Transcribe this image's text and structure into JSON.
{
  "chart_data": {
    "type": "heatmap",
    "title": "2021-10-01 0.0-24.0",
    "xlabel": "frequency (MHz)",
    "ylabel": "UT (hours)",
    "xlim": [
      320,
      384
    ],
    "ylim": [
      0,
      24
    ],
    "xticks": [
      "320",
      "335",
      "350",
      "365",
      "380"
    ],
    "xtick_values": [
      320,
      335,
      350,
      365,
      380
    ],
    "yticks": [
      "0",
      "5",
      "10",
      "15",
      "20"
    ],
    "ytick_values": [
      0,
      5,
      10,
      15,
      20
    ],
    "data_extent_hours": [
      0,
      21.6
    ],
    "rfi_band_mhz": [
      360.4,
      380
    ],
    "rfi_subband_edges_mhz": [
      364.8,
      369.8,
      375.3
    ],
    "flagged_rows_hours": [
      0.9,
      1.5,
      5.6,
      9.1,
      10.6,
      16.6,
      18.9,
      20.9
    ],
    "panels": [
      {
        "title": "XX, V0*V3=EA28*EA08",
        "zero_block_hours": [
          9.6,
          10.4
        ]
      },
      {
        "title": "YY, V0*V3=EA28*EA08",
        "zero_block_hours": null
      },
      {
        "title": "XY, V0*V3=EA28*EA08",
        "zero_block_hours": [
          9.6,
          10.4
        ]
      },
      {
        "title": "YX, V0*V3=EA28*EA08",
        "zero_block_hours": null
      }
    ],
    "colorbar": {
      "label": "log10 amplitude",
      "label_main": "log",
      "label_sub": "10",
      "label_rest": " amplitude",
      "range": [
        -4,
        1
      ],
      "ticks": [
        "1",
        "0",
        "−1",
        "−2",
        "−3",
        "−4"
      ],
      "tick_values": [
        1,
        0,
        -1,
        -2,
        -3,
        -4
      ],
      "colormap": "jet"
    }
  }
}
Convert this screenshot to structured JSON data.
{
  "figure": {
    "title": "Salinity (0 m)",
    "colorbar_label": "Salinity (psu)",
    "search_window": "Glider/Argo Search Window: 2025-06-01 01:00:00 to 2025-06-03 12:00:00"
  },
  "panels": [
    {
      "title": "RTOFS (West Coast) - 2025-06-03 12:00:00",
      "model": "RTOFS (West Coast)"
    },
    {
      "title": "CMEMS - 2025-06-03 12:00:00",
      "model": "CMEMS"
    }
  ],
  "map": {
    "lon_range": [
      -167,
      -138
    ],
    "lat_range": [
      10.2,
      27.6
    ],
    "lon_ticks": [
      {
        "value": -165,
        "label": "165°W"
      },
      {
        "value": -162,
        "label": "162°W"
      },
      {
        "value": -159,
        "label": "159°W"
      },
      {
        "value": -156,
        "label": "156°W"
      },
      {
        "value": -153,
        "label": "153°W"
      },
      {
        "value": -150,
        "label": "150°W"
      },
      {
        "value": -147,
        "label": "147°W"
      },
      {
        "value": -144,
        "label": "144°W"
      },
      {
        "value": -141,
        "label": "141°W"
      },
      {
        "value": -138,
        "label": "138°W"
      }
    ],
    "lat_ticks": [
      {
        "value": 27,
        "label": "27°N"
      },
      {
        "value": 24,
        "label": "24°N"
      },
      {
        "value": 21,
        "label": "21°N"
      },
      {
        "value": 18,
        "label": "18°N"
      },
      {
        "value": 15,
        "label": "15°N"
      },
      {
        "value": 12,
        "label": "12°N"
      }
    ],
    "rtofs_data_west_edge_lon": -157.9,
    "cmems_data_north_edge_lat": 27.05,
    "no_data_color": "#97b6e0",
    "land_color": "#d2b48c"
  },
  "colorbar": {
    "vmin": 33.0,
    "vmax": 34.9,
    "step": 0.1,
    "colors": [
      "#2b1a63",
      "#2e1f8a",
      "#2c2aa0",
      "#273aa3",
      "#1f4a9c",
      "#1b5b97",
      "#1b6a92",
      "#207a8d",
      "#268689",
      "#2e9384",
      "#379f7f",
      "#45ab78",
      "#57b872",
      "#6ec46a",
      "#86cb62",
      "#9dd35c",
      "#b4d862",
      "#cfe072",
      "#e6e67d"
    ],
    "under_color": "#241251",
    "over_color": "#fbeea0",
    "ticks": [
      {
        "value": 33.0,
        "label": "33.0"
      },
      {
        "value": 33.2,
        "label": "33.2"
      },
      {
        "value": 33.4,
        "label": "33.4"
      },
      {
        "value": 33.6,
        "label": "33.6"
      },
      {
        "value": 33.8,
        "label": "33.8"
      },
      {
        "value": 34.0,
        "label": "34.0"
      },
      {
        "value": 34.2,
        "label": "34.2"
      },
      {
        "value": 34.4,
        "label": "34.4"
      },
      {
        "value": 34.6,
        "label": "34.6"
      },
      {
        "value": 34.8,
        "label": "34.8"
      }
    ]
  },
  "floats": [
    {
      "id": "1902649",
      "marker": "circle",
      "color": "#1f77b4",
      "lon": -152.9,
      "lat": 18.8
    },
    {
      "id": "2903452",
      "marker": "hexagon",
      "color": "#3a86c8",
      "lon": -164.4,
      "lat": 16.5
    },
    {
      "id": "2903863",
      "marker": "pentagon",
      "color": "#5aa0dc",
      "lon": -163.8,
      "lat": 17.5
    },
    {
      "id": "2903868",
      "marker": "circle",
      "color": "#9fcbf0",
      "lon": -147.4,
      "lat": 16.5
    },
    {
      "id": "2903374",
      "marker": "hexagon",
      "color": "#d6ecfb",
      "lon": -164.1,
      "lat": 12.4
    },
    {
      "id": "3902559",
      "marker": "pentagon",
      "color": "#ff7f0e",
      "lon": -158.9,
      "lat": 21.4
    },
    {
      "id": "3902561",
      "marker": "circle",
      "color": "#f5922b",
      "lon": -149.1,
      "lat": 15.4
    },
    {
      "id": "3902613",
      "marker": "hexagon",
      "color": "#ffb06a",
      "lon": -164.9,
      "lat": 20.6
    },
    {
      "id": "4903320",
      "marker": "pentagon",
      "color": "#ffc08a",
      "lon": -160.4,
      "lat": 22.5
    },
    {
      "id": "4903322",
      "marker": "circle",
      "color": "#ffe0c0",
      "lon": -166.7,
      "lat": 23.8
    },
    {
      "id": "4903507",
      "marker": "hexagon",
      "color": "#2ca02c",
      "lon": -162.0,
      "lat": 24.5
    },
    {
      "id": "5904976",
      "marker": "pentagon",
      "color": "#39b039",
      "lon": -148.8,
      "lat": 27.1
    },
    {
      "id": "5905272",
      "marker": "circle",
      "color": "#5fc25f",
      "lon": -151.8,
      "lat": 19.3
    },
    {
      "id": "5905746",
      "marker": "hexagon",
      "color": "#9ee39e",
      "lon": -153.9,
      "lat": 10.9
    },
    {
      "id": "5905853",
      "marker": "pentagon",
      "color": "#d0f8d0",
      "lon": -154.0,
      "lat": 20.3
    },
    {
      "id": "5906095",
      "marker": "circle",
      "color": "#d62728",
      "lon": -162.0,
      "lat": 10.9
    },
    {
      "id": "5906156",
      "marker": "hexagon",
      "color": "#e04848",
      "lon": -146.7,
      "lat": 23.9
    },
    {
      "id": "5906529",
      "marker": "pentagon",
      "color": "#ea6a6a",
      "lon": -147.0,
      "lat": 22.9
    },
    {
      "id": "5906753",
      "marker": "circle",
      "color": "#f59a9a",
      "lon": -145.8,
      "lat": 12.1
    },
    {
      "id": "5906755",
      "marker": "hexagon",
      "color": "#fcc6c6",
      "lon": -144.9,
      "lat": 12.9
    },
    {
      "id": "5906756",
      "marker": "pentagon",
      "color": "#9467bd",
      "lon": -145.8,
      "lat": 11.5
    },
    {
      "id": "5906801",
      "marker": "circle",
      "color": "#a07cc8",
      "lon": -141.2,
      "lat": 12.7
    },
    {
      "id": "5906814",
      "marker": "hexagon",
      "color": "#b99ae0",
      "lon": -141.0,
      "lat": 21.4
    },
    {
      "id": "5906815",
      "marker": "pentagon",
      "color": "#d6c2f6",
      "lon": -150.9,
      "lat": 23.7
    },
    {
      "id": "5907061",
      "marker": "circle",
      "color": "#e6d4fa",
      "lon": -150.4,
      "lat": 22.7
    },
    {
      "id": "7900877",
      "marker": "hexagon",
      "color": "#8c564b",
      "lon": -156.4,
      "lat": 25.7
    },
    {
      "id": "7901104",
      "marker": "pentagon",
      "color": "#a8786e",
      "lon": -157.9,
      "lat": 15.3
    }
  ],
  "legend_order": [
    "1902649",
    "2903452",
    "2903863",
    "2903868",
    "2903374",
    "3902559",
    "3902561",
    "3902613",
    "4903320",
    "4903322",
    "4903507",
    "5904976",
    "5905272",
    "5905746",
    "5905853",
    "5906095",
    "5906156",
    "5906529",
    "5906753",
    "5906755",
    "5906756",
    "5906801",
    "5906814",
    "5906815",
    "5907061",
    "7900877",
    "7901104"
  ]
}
—————
→ Written exercise:
Check each line in the listing above for the string "this", then report how many lines contain it, with no other text.

→ Correct output:
2